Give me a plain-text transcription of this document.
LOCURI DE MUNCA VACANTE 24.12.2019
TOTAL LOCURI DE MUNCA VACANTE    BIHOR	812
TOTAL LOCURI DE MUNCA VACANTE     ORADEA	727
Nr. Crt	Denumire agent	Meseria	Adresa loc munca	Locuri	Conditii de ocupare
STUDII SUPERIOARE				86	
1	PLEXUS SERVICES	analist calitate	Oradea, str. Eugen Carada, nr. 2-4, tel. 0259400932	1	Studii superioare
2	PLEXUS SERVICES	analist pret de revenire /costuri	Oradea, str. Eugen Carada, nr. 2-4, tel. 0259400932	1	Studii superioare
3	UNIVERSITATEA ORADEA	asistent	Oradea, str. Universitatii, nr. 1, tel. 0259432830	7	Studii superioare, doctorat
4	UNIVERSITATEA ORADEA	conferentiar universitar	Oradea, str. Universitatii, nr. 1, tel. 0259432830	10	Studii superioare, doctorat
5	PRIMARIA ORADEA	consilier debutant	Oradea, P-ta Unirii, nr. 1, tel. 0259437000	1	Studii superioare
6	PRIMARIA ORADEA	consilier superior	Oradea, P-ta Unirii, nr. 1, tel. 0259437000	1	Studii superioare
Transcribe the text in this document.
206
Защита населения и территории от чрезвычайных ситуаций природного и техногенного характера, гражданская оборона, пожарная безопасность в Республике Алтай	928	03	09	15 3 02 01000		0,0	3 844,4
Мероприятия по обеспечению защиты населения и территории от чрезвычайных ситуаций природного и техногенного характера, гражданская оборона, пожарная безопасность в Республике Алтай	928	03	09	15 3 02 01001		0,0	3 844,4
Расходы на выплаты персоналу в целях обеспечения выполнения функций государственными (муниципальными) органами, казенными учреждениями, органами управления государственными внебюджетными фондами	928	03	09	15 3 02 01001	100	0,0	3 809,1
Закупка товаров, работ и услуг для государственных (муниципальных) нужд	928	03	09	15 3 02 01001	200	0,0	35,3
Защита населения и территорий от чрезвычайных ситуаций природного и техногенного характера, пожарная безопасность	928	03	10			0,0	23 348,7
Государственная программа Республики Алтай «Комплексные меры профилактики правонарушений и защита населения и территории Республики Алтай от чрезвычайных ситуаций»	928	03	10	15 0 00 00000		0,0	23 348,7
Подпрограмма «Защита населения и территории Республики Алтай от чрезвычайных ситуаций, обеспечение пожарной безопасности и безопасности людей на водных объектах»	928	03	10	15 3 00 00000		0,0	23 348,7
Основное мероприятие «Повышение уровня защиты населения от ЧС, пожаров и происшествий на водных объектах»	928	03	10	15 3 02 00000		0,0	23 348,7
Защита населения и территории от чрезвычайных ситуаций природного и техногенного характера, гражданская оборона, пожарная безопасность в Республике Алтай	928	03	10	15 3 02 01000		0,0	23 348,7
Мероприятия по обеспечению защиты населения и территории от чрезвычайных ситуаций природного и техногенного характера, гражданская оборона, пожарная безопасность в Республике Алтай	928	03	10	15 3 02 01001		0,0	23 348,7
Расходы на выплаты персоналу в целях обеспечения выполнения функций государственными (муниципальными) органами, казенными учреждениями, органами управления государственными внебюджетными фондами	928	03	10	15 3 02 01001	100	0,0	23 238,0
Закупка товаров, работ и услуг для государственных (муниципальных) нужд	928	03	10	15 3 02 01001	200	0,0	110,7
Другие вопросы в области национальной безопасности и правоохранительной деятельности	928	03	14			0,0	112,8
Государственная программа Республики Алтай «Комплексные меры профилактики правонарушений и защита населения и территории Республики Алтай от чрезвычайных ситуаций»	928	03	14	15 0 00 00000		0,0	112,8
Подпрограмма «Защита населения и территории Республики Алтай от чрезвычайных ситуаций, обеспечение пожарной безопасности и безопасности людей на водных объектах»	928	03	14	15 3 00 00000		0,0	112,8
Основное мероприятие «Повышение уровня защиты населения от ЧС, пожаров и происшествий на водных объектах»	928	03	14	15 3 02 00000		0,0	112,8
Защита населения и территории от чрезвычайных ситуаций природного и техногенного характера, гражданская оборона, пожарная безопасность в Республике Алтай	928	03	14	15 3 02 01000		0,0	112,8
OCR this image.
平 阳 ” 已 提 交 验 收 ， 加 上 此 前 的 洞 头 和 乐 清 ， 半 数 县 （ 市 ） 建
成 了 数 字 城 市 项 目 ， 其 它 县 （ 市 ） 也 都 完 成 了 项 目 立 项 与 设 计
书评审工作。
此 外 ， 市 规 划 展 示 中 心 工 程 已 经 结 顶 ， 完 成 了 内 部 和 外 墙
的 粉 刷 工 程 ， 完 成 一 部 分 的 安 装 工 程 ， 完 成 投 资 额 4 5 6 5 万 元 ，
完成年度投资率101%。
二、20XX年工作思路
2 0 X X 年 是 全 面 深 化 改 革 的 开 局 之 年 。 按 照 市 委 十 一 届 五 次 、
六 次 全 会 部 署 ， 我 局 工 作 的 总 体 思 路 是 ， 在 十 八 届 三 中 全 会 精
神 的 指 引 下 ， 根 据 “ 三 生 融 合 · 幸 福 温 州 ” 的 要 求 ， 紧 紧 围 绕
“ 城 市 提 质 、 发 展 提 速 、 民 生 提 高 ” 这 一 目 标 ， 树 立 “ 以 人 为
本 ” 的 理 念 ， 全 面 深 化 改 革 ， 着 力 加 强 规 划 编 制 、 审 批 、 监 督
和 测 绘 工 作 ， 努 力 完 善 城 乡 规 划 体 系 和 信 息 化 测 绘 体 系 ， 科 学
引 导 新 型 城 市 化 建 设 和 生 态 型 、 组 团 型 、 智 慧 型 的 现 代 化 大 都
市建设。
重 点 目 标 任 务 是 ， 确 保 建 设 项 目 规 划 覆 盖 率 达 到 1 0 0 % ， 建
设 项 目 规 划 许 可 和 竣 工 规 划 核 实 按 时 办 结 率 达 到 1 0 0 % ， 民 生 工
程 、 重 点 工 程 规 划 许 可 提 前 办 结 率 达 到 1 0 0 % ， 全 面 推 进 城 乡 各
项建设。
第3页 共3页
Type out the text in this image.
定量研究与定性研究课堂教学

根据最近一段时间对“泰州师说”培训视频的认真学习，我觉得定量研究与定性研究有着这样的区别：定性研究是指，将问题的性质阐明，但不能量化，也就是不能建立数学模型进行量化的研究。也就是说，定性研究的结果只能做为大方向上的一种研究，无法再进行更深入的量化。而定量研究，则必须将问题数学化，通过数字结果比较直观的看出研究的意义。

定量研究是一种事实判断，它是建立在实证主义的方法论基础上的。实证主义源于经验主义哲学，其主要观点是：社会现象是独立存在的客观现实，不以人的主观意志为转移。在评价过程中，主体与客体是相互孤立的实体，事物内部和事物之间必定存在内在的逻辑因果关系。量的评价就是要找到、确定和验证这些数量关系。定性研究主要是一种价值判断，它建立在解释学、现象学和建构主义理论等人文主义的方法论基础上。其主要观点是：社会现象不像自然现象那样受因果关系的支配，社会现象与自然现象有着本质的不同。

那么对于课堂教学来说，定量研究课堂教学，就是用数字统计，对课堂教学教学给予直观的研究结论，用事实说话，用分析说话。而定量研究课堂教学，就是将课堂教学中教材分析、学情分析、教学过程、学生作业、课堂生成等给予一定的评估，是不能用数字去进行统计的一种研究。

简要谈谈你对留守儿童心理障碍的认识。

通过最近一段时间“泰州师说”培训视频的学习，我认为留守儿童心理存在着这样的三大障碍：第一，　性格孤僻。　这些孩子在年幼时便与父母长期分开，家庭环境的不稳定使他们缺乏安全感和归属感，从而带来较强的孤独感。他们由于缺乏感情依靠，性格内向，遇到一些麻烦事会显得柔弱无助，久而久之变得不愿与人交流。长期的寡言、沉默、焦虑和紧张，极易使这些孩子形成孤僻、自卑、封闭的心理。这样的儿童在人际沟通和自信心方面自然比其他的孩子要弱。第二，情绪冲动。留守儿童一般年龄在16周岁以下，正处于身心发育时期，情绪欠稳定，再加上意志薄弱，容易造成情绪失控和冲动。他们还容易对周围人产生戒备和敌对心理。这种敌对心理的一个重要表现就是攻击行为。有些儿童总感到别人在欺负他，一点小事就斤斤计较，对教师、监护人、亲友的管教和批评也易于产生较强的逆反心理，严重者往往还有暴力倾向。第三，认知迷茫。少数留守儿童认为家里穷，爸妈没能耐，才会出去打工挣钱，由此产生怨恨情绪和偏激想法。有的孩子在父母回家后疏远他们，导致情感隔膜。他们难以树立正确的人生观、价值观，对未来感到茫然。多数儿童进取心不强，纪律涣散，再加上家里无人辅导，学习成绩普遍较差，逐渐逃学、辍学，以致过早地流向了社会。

════

§ What needs to be done
Check each line of the records for the word "профилактики" and extract those that contain it.

§ Final result
Государственная программа Республики Алтай «Комплексные меры профилактики правонарушений и защита населения и территории Республики Алтай от чрезвычайных ситуаций»	928	03	10	15 0 00 00000		0,0	23 348,7
Государственная программа Республики Алтай «Комплексные меры профилактики правонарушений и защита населения и территории Республики Алтай от чрезвычайных ситуаций»	928	03	14	15 0 00 00000		0,0	112,8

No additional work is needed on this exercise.